* _SET PROBLEM_:
In the text on loading raster data from the VAT, which source replaces the 'OgrSource' when the raster workflow is registered?

* _TEXT SHOWN_:

######

In addition to vector data, raster data could also be loaded from the VAT.

Loading Minimum and Maximum temperature from the temperature collection

To load raster data again, a workflow must be registered, but this time the 'GdalSource' is used instead of the 'OgrSource':

workflow_t_min = ge.register_workflow({ 
    "type": "Raster",
    "operator": {
        "type": "RasterScaling",
        "params": {
            "slope": {
                "type": "constant",
                "value": 0.1
            },
            "offset": {
                "type": "constant",
                "value": -273.15
            },
            "outputMeasurement": {
                "type": "continuous",
                "measurement": "temperature",
                "unit": "K/10"
            },
            "scalingMode": "mulSlopeAddOffset"
        },
        "sources": {
            "raster": {
                "type": "RasterTypeConversion",
                "params": {
                    "outputDataType": "F32"
                },
                "sources": {
                    "raster": {
                        "type": "GdalSource",
                        "params": {
                            "data": "mean_daily_minimum_2m_air_temperature"
                        }
                    }
                }
            }
        }
    }
})

workflow_t_min
a57efb5a-7256-58b9-b9f2-9f22d9724bab

The raster data can then be requested as a `xarray.DataArray' and plotted that way:

#Request the data from Geo Engine into a xarray dataarray
data = workflow_t_min.get_xarray(
    ge.QueryRectangle(
        ge.BoundingBox2D(-180, -90, 180, 90),
        ge.TimeInterval(start_time, start_time),
        resolution=ge.SpatialResolution(1., 1.),
        srs="EPSG:4326"
    )
)

#Plot the data TODO more description
data.plot(vmin=-50, vmax=50)

######

* _RAW DATA_:

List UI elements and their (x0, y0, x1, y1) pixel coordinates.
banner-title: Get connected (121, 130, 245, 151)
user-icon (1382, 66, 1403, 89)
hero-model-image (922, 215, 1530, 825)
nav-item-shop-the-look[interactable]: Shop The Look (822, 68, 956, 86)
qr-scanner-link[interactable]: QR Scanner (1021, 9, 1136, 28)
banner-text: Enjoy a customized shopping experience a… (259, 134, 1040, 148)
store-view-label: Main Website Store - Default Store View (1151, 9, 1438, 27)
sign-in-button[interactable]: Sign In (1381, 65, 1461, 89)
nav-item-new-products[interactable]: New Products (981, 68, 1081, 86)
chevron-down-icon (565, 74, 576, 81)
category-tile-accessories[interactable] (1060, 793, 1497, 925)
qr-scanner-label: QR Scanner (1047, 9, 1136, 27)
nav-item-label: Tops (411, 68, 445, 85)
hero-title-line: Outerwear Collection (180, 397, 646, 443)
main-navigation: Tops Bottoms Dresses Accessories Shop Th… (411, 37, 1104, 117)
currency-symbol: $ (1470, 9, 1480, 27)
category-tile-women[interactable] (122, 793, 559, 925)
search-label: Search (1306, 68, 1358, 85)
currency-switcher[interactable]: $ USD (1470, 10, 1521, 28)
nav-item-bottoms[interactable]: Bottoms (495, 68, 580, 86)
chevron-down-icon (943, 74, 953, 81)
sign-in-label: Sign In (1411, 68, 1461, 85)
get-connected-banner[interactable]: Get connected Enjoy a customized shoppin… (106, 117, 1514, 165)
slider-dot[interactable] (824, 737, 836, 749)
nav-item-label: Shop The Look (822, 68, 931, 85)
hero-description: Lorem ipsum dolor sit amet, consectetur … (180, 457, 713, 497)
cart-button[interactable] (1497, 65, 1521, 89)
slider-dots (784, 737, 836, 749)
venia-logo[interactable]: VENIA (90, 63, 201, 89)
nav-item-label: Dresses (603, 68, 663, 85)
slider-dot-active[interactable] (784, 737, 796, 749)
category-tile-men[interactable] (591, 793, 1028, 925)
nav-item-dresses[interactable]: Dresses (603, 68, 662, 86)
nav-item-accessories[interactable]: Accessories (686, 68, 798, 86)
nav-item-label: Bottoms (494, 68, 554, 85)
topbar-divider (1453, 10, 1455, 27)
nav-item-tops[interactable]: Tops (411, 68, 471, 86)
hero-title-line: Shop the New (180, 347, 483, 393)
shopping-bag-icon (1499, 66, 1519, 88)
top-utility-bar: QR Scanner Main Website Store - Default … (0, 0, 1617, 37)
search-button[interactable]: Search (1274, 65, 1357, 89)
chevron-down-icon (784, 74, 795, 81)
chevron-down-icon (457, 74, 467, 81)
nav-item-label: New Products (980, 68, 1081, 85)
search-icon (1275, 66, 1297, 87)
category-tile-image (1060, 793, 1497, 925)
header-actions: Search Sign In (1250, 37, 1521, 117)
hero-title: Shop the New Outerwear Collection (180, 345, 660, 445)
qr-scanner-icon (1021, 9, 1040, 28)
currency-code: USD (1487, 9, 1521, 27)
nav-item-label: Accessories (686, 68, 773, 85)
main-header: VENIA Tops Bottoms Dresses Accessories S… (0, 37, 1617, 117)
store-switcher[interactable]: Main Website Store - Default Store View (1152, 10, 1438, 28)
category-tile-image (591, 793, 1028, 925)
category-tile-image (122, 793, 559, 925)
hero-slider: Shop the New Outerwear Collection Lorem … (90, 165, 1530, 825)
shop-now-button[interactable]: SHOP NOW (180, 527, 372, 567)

######

* _RESULT_:
The 'GdalSource'.